* What you need to do
Can you transcribe every line exactly and leave the pictures behind?

* Given data

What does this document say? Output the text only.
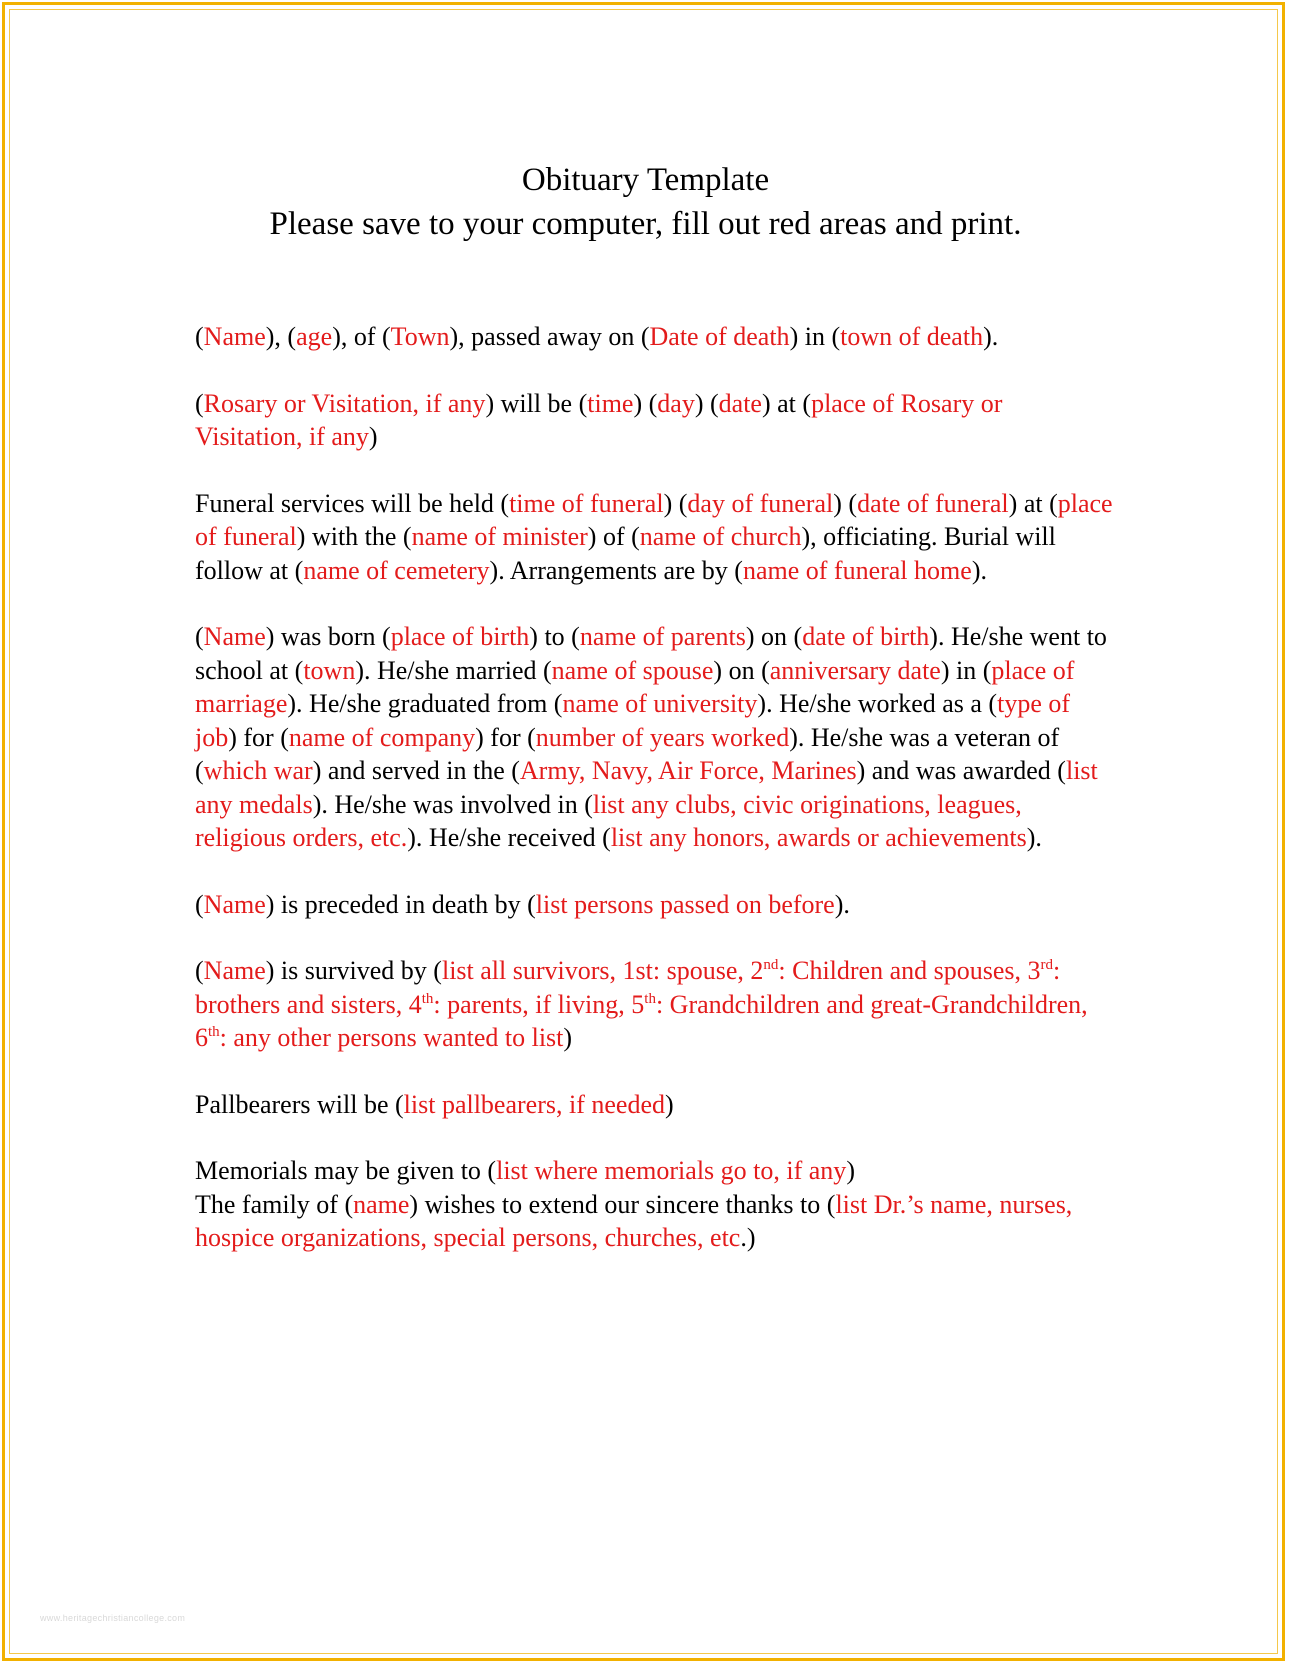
Obituary Template
Please save to your computer, fill out red areas and print.

(Name), (age), of (Town), passed away on (Date of death) in (town of death).

(Rosary or Visitation, if any) will be (time) (day) (date) at (place of Rosary or Visitation, if any)

Funeral services will be held (time of funeral) (day of funeral) (date of funeral) at (place of funeral) with the (name of minister) of (name of church), officiating. Burial will follow at (name of cemetery). Arrangements are by (name of funeral home).

(Name) was born (place of birth) to (name of parents) on (date of birth). He/she went to school at (town). He/she married (name of spouse) on (anniversary date) in (place of marriage). He/she graduated from (name of university). He/she worked as a (type of job) for (name of company) for (number of years worked). He/she was a veteran of (which war) and served in the (Army, Navy, Air Force, Marines) and was awarded (list any medals). He/she was involved in (list any clubs, civic originations, leagues, religious orders, etc.). He/she received (list any honors, awards or achievements).

(Name) is preceded in death by (list persons passed on before).

(Name) is survived by (list all survivors, 1st: spouse, 2nd: Children and spouses, 3rd: brothers and sisters, 4th: parents, if living, 5th: Grandchildren and great-Grandchildren, 6th: any other persons wanted to list)

Pallbearers will be (list pallbearers, if needed)

Memorials may be given to (list where memorials go to, if any)

The family of (name) wishes to extend our sincere thanks to (list Dr.’s name, nurses, hospice organizations, special persons, churches, etc.)

www.heritagechristiancollege.com
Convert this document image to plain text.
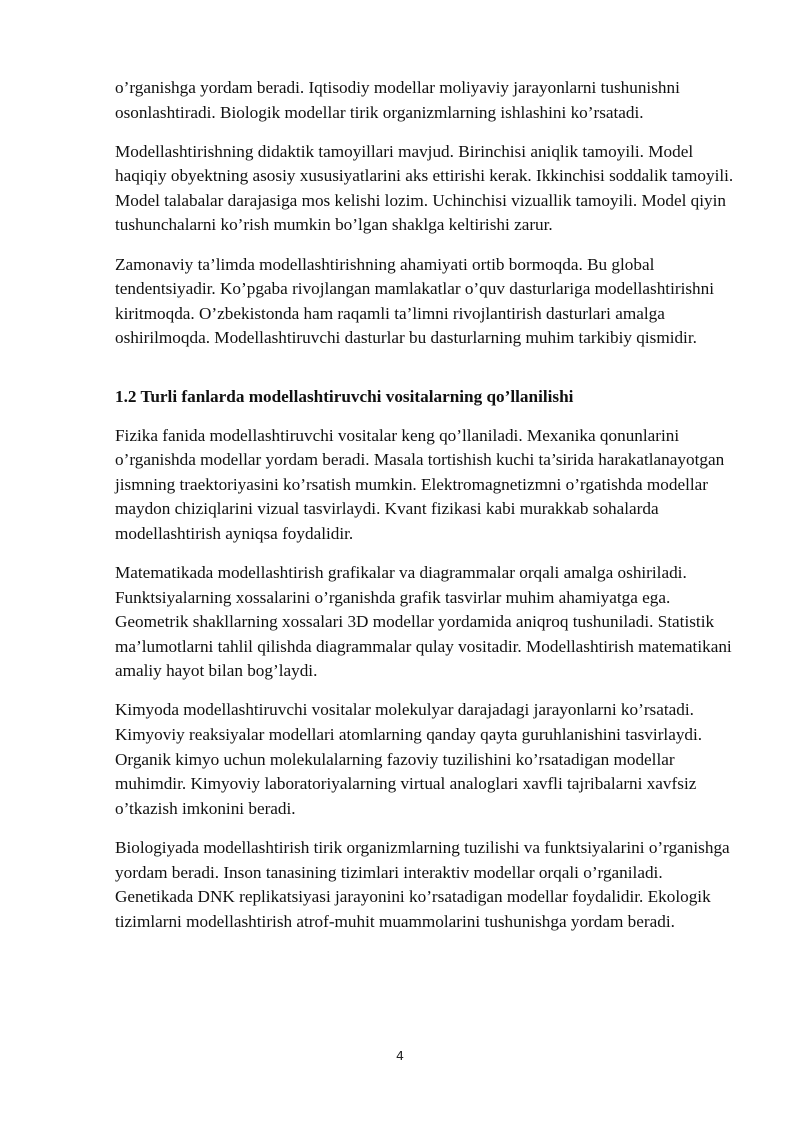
o’rganishga yordam beradi. Iqtisodiy modellar moliyaviy jarayonlarni tushunishni osonlashtiradi. Biologik modellar tirik organizmlarning ishlashini ko’rsatadi.

Modellashtirishning didaktik tamoyillari mavjud. Birinchisi aniqlik tamoyili. Model haqiqiy obyektning asosiy xususiyatlarini aks ettirishi kerak. Ikkinchisi soddalik tamoyili. Model talabalar darajasiga mos kelishi lozim. Uchinchisi vizuallik tamoyili. Model qiyin tushunchalarni ko’rish mumkin bo’lgan shaklga keltirishi zarur.

Zamonaviy ta’limda modellashtirishning ahamiyati ortib bormoqda. Bu global tendentsiyadir. Ko’pgaba rivojlangan mamlakatlar o’quv dasturlariga modellashtirishni kiritmoqda. O’zbekistonda ham raqamli ta’limni rivojlantirish dasturlari amalga oshirilmoqda. Modellashtiruvchi dasturlar bu dasturlarning muhim tarkibiy qismidir.

1.2 Turli fanlarda modellashtiruvchi vositalarning qo’llanilishi

Fizika fanida modellashtiruvchi vositalar keng qo’llaniladi. Mexanika qonunlarini o’rganishda modellar yordam beradi. Masala tortishish kuchi ta’sirida harakatlanayotgan jismning traektoriyasini ko’rsatish mumkin. Elektromagnetizmni o’rgatishda modellar maydon chiziqlarini vizual tasvirlaydi. Kvant fizikasi kabi murakkab sohalarda modellashtirish ayniqsa foydalidir.

Matematikada modellashtirish grafikalar va diagrammalar orqali amalga oshiriladi. Funktsiyalarning xossalarini o’rganishda grafik tasvirlar muhim ahamiyatga ega. Geometrik shakllarning xossalari 3D modellar yordamida aniqroq tushuniladi. Statistik ma’lumotlarni tahlil qilishda diagrammalar qulay vositadir. Modellashtirish matematikani amaliy hayot bilan bog’laydi.

Kimyoda modellashtiruvchi vositalar molekulyar darajadagi jarayonlarni ko’rsatadi. Kimyoviy reaksiyalar modellari atomlarning qanday qayta guruhlanishini tasvirlaydi. Organik kimyo uchun molekulalarning fazoviy tuzilishini ko’rsatadigan modellar muhimdir. Kimyoviy laboratoriyalarning virtual analoglari xavfli tajribalarni xavfsiz o’tkazish imkonini beradi.

Biologiyada modellashtirish tirik organizmlarning tuzilishi va funktsiyalarini o’rganishga yordam beradi. Inson tanasining tizimlari interaktiv modellar orqali o’rganiladi. Genetikada DNK replikatsiyasi jarayonini ko’rsatadigan modellar foydalidir. Ekologik tizimlarni modellashtirish atrof-muhit muammolarini tushunishga yordam beradi.

4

* The response
What does this document say? Output the text only.
Obituary Template
Please save to your computer, fill out red areas and print.

(Name), (age), of (Town), passed away on (Date of death) in (town of death).

(Rosary or Visitation, if any) will be (time) (day) (date) at (place of Rosary or Visitation, if any)

Funeral services will be held (time of funeral) (day of funeral) (date of funeral) at (place of funeral) with the (name of minister) of (name of church), officiating. Burial will follow at (name of cemetery). Arrangements are by (name of funeral home).

(Name) was born (place of birth) to (name of parents) on (date of birth). He/she went to school at (town). He/she married (name of spouse) on (anniversary date) in (place of marriage). He/she graduated from (name of university). He/she worked as a (type of job) for (name of company) for (number of years worked). He/she was a veteran of (which war) and served in the (Army, Navy, Air Force, Marines) and was awarded (list any medals). He/she was involved in (list any clubs, civic originations, leagues, religious orders, etc.). He/she received (list any honors, awards or achievements).

(Name) is preceded in death by (list persons passed on before).

(Name) is survived by (list all survivors, 1st: spouse, 2nd: Children and spouses, 3rd: brothers and sisters, 4th: parents, if living, 5th: Grandchildren and great-Grandchildren, 6th: any other persons wanted to list)

Pallbearers will be (list pallbearers, if needed)

Memorials may be given to (list where memorials go to, if any)

The family of (name) wishes to extend our sincere thanks to (list Dr.’s name, nurses, hospice organizations, special persons, churches, etc.)

www.heritagechristiancollege.com
Convert this document image to plain text.
o’rganishga yordam beradi. Iqtisodiy modellar moliyaviy jarayonlarni tushunishni osonlashtiradi. Biologik modellar tirik organizmlarning ishlashini ko’rsatadi.

Modellashtirishning didaktik tamoyillari mavjud. Birinchisi aniqlik tamoyili. Model haqiqiy obyektning asosiy xususiyatlarini aks ettirishi kerak. Ikkinchisi soddalik tamoyili. Model talabalar darajasiga mos kelishi lozim. Uchinchisi vizuallik tamoyili. Model qiyin tushunchalarni ko’rish mumkin bo’lgan shaklga keltirishi zarur.

Zamonaviy ta’limda modellashtirishning ahamiyati ortib bormoqda. Bu global tendentsiyadir. Ko’pgaba rivojlangan mamlakatlar o’quv dasturlariga modellashtirishni kiritmoqda. O’zbekistonda ham raqamli ta’limni rivojlantirish dasturlari amalga oshirilmoqda. Modellashtiruvchi dasturlar bu dasturlarning muhim tarkibiy qismidir.

1.2 Turli fanlarda modellashtiruvchi vositalarning qo’llanilishi

Fizika fanida modellashtiruvchi vositalar keng qo’llaniladi. Mexanika qonunlarini o’rganishda modellar yordam beradi. Masala tortishish kuchi ta’sirida harakatlanayotgan jismning traektoriyasini ko’rsatish mumkin. Elektromagnetizmni o’rgatishda modellar maydon chiziqlarini vizual tasvirlaydi. Kvant fizikasi kabi murakkab sohalarda modellashtirish ayniqsa foydalidir.

Matematikada modellashtirish grafikalar va diagrammalar orqali amalga oshiriladi. Funktsiyalarning xossalarini o’rganishda grafik tasvirlar muhim ahamiyatga ega. Geometrik shakllarning xossalari 3D modellar yordamida aniqroq tushuniladi. Statistik ma’lumotlarni tahlil qilishda diagrammalar qulay vositadir. Modellashtirish matematikani amaliy hayot bilan bog’laydi.

Kimyoda modellashtiruvchi vositalar molekulyar darajadagi jarayonlarni ko’rsatadi. Kimyoviy reaksiyalar modellari atomlarning qanday qayta guruhlanishini tasvirlaydi. Organik kimyo uchun molekulalarning fazoviy tuzilishini ko’rsatadigan modellar muhimdir. Kimyoviy laboratoriyalarning virtual analoglari xavfli tajribalarni xavfsiz o’tkazish imkonini beradi.

Biologiyada modellashtirish tirik organizmlarning tuzilishi va funktsiyalarini o’rganishga yordam beradi. Inson tanasining tizimlari interaktiv modellar orqali o’rganiladi. Genetikada DNK replikatsiyasi jarayonini ko’rsatadigan modellar foydalidir. Ekologik tizimlarni modellashtirish atrof-muhit muammolarini tushunishga yordam beradi.

4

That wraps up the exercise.